====== Given records
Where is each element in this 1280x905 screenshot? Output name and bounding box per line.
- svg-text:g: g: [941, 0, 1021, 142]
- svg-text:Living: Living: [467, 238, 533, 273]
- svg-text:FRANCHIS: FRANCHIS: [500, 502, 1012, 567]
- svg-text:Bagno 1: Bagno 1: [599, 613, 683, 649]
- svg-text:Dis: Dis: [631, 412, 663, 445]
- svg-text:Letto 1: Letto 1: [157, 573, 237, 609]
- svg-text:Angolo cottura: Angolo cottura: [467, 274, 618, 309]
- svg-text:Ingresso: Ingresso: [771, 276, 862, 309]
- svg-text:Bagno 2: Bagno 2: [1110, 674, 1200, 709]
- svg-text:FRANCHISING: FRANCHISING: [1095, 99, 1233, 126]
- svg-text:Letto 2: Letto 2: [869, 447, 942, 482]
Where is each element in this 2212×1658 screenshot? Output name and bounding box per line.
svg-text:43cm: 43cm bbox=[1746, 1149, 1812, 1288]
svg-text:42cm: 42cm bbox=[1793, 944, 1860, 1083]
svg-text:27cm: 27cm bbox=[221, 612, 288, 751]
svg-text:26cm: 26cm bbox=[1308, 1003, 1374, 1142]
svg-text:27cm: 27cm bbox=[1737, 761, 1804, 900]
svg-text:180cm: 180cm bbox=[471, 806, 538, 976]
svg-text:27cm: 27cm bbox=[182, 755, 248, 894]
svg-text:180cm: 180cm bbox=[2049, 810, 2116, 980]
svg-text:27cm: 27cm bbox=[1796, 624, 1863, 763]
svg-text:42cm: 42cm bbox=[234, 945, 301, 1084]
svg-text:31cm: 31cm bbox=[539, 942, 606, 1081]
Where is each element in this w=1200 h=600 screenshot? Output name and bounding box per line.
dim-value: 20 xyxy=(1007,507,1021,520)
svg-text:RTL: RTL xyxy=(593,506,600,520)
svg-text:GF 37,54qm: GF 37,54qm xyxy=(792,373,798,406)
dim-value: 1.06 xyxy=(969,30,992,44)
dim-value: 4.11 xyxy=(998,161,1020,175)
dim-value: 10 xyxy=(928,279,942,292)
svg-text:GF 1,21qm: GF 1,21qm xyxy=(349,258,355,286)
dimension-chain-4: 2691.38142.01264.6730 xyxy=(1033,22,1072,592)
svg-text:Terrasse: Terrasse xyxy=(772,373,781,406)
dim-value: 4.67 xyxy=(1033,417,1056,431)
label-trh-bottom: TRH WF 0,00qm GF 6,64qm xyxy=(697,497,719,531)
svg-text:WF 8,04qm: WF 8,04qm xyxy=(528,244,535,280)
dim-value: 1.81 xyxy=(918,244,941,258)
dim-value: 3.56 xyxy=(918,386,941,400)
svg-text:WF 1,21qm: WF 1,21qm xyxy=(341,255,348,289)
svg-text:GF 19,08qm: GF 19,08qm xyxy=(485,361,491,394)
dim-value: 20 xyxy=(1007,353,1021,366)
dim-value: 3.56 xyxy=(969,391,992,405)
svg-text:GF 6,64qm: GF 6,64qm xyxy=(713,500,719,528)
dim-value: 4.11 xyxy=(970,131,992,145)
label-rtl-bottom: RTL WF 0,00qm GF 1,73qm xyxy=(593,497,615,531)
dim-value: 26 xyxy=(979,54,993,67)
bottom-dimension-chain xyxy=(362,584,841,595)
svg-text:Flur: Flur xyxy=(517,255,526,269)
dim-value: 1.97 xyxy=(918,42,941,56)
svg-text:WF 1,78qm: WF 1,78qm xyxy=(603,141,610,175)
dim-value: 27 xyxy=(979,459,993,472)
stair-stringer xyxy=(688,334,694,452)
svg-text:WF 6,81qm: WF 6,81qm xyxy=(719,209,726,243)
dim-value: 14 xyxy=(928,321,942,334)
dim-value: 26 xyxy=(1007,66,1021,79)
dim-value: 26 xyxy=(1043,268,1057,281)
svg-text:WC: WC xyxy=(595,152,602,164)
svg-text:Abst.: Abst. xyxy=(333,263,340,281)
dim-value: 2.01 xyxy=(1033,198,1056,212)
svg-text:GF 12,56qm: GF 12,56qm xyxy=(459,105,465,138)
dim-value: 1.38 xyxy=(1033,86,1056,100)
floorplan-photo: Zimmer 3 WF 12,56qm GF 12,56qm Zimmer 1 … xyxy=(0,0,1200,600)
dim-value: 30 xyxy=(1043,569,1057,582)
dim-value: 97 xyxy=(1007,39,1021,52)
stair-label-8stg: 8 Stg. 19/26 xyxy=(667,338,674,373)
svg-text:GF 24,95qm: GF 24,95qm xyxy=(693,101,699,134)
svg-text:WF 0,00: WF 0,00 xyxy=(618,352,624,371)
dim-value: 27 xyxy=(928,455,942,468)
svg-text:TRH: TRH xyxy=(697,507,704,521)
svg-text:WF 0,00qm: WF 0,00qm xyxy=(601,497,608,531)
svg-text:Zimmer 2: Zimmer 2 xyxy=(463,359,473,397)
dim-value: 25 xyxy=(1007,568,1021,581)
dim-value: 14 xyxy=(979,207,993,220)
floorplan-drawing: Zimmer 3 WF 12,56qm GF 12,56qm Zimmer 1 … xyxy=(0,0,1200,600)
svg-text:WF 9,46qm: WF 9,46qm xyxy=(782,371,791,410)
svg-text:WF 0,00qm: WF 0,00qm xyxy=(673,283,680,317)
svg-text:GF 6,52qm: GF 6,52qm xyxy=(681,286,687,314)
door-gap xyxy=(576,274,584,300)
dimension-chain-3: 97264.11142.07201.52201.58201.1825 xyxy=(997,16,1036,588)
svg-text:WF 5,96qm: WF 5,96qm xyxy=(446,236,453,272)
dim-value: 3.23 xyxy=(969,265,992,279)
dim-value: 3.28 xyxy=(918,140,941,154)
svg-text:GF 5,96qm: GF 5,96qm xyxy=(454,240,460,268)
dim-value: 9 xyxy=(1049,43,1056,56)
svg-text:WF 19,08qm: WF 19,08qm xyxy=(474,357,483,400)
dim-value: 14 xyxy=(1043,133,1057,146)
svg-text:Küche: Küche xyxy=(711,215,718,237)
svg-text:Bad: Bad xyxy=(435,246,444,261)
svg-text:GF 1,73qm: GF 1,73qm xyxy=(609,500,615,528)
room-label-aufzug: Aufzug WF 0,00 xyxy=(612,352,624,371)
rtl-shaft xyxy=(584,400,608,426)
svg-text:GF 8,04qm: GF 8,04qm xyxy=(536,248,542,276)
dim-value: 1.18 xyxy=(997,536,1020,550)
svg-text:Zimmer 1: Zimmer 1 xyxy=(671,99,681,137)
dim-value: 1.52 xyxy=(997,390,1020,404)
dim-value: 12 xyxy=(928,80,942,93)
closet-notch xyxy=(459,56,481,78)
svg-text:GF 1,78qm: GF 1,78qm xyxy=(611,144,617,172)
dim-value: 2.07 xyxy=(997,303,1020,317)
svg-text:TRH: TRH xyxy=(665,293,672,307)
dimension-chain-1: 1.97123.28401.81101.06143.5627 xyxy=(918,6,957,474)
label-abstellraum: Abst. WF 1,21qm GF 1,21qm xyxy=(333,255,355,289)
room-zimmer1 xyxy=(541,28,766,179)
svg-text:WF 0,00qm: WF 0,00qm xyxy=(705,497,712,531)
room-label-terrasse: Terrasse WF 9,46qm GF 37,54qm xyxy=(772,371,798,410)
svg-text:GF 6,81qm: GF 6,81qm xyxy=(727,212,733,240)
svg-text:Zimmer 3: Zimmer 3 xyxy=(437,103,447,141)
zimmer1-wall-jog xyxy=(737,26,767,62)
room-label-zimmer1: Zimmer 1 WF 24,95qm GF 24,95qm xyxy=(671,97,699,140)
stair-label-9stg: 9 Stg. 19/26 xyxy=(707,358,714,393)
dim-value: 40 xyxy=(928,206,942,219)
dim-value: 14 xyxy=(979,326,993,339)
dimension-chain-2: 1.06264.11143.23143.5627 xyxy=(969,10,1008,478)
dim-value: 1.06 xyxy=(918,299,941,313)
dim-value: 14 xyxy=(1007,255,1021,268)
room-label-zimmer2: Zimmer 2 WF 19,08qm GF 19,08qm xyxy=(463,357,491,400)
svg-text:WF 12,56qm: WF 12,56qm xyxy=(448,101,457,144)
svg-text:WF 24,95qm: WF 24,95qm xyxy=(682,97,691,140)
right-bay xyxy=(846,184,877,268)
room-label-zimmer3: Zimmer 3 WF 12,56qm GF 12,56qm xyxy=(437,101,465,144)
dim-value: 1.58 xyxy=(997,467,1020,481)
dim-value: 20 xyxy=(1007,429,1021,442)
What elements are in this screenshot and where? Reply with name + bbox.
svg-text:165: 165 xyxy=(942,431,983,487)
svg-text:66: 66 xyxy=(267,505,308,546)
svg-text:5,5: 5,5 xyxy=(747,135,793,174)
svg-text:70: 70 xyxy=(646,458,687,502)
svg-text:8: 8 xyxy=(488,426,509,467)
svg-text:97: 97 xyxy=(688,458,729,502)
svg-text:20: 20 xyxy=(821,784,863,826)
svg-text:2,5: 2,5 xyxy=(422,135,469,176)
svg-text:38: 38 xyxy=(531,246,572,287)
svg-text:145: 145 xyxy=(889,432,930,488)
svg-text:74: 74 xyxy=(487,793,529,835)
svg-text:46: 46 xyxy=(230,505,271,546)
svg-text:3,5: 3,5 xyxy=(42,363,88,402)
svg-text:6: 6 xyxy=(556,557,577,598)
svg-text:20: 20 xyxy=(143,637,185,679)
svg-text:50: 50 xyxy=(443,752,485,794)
============
◆ **Objective**: Render the stretch from the start of the records through the line containing "- svg-text:Dis: Dis: [631, 412, 663, 445]" as a Markdown table with the columns Row and Record line. Number each row and leave out any blank lines.

◆ **Exercise solution**:
| Row | Record line |
|---|---|
| 1 | Where is each element in this 1280x905 screenshot? Output name and bounding box per line. |
| 2 | - svg-text:g: g: [941, 0, 1021, 142] |
| 3 | - svg-text:Living: Living: [467, 238, 533, 273] |
| 4 | - svg-text:FRANCHIS: FRANCHIS: [500, 502, 1012, 567] |
| 5 | - svg-text:Bagno 1: Bagno 1: [599, 613, 683, 649] |
| 6 | - svg-text:Dis: Dis: [631, 412, 663, 445] |